---------- DATA FOR THE TASK ----------

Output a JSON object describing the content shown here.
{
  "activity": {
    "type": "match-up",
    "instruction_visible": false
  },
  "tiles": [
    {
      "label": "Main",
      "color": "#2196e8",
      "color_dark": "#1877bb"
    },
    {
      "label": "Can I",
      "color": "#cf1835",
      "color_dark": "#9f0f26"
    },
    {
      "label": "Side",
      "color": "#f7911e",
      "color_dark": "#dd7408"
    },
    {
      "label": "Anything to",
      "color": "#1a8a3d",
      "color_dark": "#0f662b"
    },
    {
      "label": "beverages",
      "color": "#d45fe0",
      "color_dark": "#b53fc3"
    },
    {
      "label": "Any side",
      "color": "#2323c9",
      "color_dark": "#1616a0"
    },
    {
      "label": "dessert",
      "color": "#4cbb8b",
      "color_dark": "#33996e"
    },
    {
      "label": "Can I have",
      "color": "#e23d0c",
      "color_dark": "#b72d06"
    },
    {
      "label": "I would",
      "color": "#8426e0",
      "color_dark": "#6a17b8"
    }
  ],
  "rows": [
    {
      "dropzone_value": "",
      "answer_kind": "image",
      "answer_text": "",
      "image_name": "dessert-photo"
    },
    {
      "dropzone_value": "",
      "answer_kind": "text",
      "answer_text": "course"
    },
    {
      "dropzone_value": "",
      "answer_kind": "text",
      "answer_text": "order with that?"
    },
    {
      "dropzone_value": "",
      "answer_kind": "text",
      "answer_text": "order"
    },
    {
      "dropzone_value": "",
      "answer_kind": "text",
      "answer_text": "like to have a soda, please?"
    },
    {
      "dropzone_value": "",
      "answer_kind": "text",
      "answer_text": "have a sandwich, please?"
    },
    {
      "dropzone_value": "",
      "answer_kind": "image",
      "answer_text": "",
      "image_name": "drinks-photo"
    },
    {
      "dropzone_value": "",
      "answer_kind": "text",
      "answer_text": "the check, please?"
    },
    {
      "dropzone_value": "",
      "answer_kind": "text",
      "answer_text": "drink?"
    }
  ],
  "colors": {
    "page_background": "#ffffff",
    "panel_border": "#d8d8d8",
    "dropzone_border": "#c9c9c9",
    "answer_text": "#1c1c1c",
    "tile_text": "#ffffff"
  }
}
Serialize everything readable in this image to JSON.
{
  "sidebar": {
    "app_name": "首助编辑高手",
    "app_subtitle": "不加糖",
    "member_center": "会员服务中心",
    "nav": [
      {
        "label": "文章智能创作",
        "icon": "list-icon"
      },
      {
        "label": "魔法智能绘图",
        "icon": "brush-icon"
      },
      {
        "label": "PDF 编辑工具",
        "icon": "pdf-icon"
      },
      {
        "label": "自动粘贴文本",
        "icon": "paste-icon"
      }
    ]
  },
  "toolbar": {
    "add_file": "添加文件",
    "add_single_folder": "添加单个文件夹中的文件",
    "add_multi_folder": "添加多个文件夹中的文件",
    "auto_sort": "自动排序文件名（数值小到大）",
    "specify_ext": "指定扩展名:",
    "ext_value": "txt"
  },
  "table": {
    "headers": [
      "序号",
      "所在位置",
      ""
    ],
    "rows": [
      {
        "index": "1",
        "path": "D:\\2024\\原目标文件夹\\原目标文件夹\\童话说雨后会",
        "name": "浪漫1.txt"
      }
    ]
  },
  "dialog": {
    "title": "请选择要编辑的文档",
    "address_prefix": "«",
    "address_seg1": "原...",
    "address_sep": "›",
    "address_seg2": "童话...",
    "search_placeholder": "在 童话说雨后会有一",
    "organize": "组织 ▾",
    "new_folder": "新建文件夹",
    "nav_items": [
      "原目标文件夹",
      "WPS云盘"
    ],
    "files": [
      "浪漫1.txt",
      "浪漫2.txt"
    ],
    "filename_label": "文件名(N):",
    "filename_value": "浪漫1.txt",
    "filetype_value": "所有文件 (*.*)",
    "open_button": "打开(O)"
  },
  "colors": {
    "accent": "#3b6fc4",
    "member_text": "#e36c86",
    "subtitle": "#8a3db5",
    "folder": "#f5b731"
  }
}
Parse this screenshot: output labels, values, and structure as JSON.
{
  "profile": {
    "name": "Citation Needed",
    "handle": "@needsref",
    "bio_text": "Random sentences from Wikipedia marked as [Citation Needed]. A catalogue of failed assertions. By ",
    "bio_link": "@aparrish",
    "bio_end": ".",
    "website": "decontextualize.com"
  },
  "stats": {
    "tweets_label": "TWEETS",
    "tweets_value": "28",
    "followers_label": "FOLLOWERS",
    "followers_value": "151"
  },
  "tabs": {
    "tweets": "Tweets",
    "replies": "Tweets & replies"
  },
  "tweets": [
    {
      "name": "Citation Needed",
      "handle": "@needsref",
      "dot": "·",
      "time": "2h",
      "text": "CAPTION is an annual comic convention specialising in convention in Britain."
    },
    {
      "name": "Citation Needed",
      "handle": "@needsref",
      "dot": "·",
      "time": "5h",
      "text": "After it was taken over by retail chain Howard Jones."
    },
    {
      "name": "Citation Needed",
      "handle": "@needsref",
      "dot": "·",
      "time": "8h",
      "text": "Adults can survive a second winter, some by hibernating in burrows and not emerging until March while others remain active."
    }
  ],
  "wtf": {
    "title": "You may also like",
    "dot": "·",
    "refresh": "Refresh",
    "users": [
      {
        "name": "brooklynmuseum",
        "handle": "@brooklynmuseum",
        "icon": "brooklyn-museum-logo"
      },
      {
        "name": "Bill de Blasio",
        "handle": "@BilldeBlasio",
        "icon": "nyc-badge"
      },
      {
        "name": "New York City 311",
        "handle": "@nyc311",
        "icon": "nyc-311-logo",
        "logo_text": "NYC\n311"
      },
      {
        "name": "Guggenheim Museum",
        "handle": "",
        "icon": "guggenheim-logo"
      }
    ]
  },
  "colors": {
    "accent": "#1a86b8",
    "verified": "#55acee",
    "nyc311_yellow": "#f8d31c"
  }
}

----------

**PROBLEM:**
Write out every line of the records exactly.

**RESPONSE:**
Output a JSON object describing the content shown here.
{
  "activity": {
    "type": "match-up",
    "instruction_visible": false
  },
  "tiles": [
    {
      "label": "Main",
      "color": "#2196e8",
      "color_dark": "#1877bb"
    },
    {
      "label": "Can I",
      "color": "#cf1835",
      "color_dark": "#9f0f26"
    },
    {
      "label": "Side",
      "color": "#f7911e",
      "color_dark": "#dd7408"
    },
    {
      "label": "Anything to",
      "color": "#1a8a3d",
      "color_dark": "#0f662b"
    },
    {
      "label": "beverages",
      "color": "#d45fe0",
      "color_dark": "#b53fc3"
    },
    {
      "label": "Any side",
      "color": "#2323c9",
      "color_dark": "#1616a0"
    },
    {
      "label": "dessert",
      "color": "#4cbb8b",
      "color_dark": "#33996e"
    },
    {
      "label": "Can I have",
      "color": "#e23d0c",
      "color_dark": "#b72d06"
    },
    {
      "label": "I would",
      "color": "#8426e0",
      "color_dark": "#6a17b8"
    }
  ],
  "rows": [
    {
      "dropzone_value": "",
      "answer_kind": "image",
      "answer_text": "",
      "image_name": "dessert-photo"
    },
    {
      "dropzone_value": "",
      "answer_kind": "text",
      "answer_text": "course"
    },
    {
      "dropzone_value": "",
      "answer_kind": "text",
      "answer_text": "order with that?"
    },
    {
      "dropzone_value": "",
      "answer_kind": "text",
      "answer_text": "order"
    },
    {
      "dropzone_value": "",
      "answer_kind": "text",
      "answer_text": "like to have a soda, please?"
    },
    {
      "dropzone_value": "",
      "answer_kind": "text",
      "answer_text": "have a sandwich, please?"
    },
    {
      "dropzone_value": "",
      "answer_kind": "image",
      "answer_text": "",
      "image_name": "drinks-photo"
    },
    {
      "dropzone_value": "",
      "answer_kind": "text",
      "answer_text": "the check, please?"
    },
    {
      "dropzone_value": "",
      "answer_kind": "text",
      "answer_text": "drink?"
    }
  ],
  "colors": {
    "page_background": "#ffffff",
    "panel_border": "#d8d8d8",
    "dropzone_border": "#c9c9c9",
    "answer_text": "#1c1c1c",
    "tile_text": "#ffffff"
  }
}
Serialize everything readable in this image to JSON.
{
  "sidebar": {
    "app_name": "首助编辑高手",
    "app_subtitle": "不加糖",
    "member_center": "会员服务中心",
    "nav": [
      {
        "label": "文章智能创作",
        "icon": "list-icon"
      },
      {
        "label": "魔法智能绘图",
        "icon": "brush-icon"
      },
      {
        "label": "PDF 编辑工具",
        "icon": "pdf-icon"
      },
      {
        "label": "自动粘贴文本",
        "icon": "paste-icon"
      }
    ]
  },
  "toolbar": {
    "add_file": "添加文件",
    "add_single_folder": "添加单个文件夹中的文件",
    "add_multi_folder": "添加多个文件夹中的文件",
    "auto_sort": "自动排序文件名（数值小到大）",
    "specify_ext": "指定扩展名:",
    "ext_value": "txt"
  },
  "table": {
    "headers": [
      "序号",
      "所在位置",
      ""
    ],
    "rows": [
      {
        "index": "1",
        "path": "D:\\2024\\原目标文件夹\\原目标文件夹\\童话说雨后会",
        "name": "浪漫1.txt"
      }
    ]
  },
  "dialog": {
    "title": "请选择要编辑的文档",
    "address_prefix": "«",
    "address_seg1": "原...",
    "address_sep": "›",
    "address_seg2": "童话...",
    "search_placeholder": "在 童话说雨后会有一",
    "organize": "组织 ▾",
    "new_folder": "新建文件夹",
    "nav_items": [
      "原目标文件夹",
      "WPS云盘"
    ],
    "files": [
      "浪漫1.txt",
      "浪漫2.txt"
    ],
    "filename_label": "文件名(N):",
    "filename_value": "浪漫1.txt",
    "filetype_value": "所有文件 (*.*)",
    "open_button": "打开(O)"
  },
  "colors": {
    "accent": "#3b6fc4",
    "member_text": "#e36c86",
    "subtitle": "#8a3db5",
    "folder": "#f5b731"
  }
}
Parse this screenshot: output labels, values, and structure as JSON.
{
  "profile": {
    "name": "Citation Needed",
    "handle": "@needsref",
    "bio_text": "Random sentences from Wikipedia marked as [Citation Needed]. A catalogue of failed assertions. By ",
    "bio_link": "@aparrish",
    "bio_end": ".",
    "website": "decontextualize.com"
  },
  "stats": {
    "tweets_label": "TWEETS",
    "tweets_value": "28",
    "followers_label": "FOLLOWERS",
    "followers_value": "151"
  },
  "tabs": {
    "tweets": "Tweets",
    "replies": "Tweets & replies"
  },
  "tweets": [
    {
      "name": "Citation Needed",
      "handle": "@needsref",
      "dot": "·",
      "time": "2h",
      "text": "CAPTION is an annual comic convention specialising in convention in Britain."
    },
    {
      "name": "Citation Needed",
      "handle": "@needsref",
      "dot": "·",
      "time": "5h",
      "text": "After it was taken over by retail chain Howard Jones."
    },
    {
      "name": "Citation Needed",
      "handle": "@needsref",
      "dot": "·",
      "time": "8h",
      "text": "Adults can survive a second winter, some by hibernating in burrows and not emerging until March while others remain active."
    }
  ],
  "wtf": {
    "title": "You may also like",
    "dot": "·",
    "refresh": "Refresh",
    "users": [
      {
        "name": "brooklynmuseum",
        "handle": "@brooklynmuseum",
        "icon": "brooklyn-museum-logo"
      },
      {
        "name": "Bill de Blasio",
        "handle": "@BilldeBlasio",
        "icon": "nyc-badge"
      },
      {
        "name": "New York City 311",
        "handle": "@nyc311",
        "icon": "nyc-311-logo",
        "logo_text": "NYC\n311"
      },
      {
        "name": "Guggenheim Museum",
        "handle": "",
        "icon": "guggenheim-logo"
      }
    ]
  },
  "colors": {
    "accent": "#1a86b8",
    "verified": "#55acee",
    "nyc311_yellow": "#f8d31c"
  }
}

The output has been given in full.